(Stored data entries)
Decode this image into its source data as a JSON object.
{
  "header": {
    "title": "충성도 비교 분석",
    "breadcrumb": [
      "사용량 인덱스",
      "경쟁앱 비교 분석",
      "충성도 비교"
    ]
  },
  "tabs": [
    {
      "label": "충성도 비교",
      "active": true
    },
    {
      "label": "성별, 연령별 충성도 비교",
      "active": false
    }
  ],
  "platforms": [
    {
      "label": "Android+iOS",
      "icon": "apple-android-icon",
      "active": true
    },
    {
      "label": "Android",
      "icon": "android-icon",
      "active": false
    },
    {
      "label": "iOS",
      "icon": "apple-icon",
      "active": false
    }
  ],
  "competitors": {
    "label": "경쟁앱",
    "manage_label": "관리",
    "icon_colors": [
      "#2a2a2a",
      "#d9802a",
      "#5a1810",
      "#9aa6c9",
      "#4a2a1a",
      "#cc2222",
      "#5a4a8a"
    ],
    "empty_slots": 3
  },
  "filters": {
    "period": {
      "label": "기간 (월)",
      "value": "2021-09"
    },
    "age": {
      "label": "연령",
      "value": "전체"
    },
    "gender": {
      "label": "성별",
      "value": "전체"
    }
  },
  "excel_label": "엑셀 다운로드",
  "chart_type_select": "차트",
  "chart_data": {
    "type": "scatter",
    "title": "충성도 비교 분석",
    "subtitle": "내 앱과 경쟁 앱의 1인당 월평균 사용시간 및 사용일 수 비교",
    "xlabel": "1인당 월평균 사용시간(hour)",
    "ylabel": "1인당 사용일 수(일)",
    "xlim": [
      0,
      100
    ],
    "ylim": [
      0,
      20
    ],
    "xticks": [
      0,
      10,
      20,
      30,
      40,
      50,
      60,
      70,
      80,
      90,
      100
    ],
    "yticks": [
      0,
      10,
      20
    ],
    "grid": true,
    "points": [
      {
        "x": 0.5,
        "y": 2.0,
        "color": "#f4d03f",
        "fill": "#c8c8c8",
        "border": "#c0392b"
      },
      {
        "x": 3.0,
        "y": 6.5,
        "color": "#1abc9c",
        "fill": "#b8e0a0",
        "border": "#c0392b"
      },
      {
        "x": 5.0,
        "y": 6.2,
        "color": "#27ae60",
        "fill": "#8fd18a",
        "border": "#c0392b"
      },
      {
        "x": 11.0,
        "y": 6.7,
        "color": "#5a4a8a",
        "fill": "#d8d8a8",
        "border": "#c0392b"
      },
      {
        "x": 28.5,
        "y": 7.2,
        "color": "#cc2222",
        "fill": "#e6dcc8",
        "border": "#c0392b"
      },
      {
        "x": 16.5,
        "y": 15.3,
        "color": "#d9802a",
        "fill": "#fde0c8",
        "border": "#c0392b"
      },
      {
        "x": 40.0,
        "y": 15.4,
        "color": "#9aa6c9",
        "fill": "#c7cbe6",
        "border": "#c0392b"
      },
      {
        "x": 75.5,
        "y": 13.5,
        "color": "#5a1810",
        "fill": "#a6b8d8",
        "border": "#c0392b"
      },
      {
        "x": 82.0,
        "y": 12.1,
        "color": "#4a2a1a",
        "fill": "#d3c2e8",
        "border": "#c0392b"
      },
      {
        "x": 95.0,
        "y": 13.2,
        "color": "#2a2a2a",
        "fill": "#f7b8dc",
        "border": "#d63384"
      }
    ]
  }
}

**Exercise goal**
Each line of the material should be duplicated exactly, please.

**Answer to the problem**
Decode this image into its source data as a JSON object.
{
  "header": {
    "title": "충성도 비교 분석",
    "breadcrumb": [
      "사용량 인덱스",
      "경쟁앱 비교 분석",
      "충성도 비교"
    ]
  },
  "tabs": [
    {
      "label": "충성도 비교",
      "active": true
    },
    {
      "label": "성별, 연령별 충성도 비교",
      "active": false
    }
  ],
  "platforms": [
    {
      "label": "Android+iOS",
      "icon": "apple-android-icon",
      "active": true
    },
    {
      "label": "Android",
      "icon": "android-icon",
      "active": false
    },
    {
      "label": "iOS",
      "icon": "apple-icon",
      "active": false
    }
  ],
  "competitors": {
    "label": "경쟁앱",
    "manage_label": "관리",
    "icon_colors": [
      "#2a2a2a",
      "#d9802a",
      "#5a1810",
      "#9aa6c9",
      "#4a2a1a",
      "#cc2222",
      "#5a4a8a"
    ],
    "empty_slots": 3
  },
  "filters": {
    "period": {
      "label": "기간 (월)",
      "value": "2021-09"
    },
    "age": {
      "label": "연령",
      "value": "전체"
    },
    "gender": {
      "label": "성별",
      "value": "전체"
    }
  },
  "excel_label": "엑셀 다운로드",
  "chart_type_select": "차트",
  "chart_data": {
    "type": "scatter",
    "title": "충성도 비교 분석",
    "subtitle": "내 앱과 경쟁 앱의 1인당 월평균 사용시간 및 사용일 수 비교",
    "xlabel": "1인당 월평균 사용시간(hour)",
    "ylabel": "1인당 사용일 수(일)",
    "xlim": [
      0,
      100
    ],
    "ylim": [
      0,
      20
    ],
    "xticks": [
      0,
      10,
      20,
      30,
      40,
      50,
      60,
      70,
      80,
      90,
      100
    ],
    "yticks": [
      0,
      10,
      20
    ],
    "grid": true,
    "points": [
      {
        "x": 0.5,
        "y": 2.0,
        "color": "#f4d03f",
        "fill": "#c8c8c8",
        "border": "#c0392b"
      },
      {
        "x": 3.0,
        "y": 6.5,
        "color": "#1abc9c",
        "fill": "#b8e0a0",
        "border": "#c0392b"
      },
      {
        "x": 5.0,
        "y": 6.2,
        "color": "#27ae60",
        "fill": "#8fd18a",
        "border": "#c0392b"
      },
      {
        "x": 11.0,
        "y": 6.7,
        "color": "#5a4a8a",
        "fill": "#d8d8a8",
        "border": "#c0392b"
      },
      {
        "x": 28.5,
        "y": 7.2,
        "color": "#cc2222",
        "fill": "#e6dcc8",
        "border": "#c0392b"
      },
      {
        "x": 16.5,
        "y": 15.3,
        "color": "#d9802a",
        "fill": "#fde0c8",
        "border": "#c0392b"
      },
      {
        "x": 40.0,
        "y": 15.4,
        "color": "#9aa6c9",
        "fill": "#c7cbe6",
        "border": "#c0392b"
      },
      {
        "x": 75.5,
        "y": 13.5,
        "color": "#5a1810",
        "fill": "#a6b8d8",
        "border": "#c0392b"
      },
      {
        "x": 82.0,
        "y": 12.1,
        "color": "#4a2a1a",
        "fill": "#d3c2e8",
        "border": "#c0392b"
      },
      {
        "x": 95.0,
        "y": 13.2,
        "color": "#2a2a2a",
        "fill": "#f7b8dc",
        "border": "#d63384"
      }
    ]
  }
}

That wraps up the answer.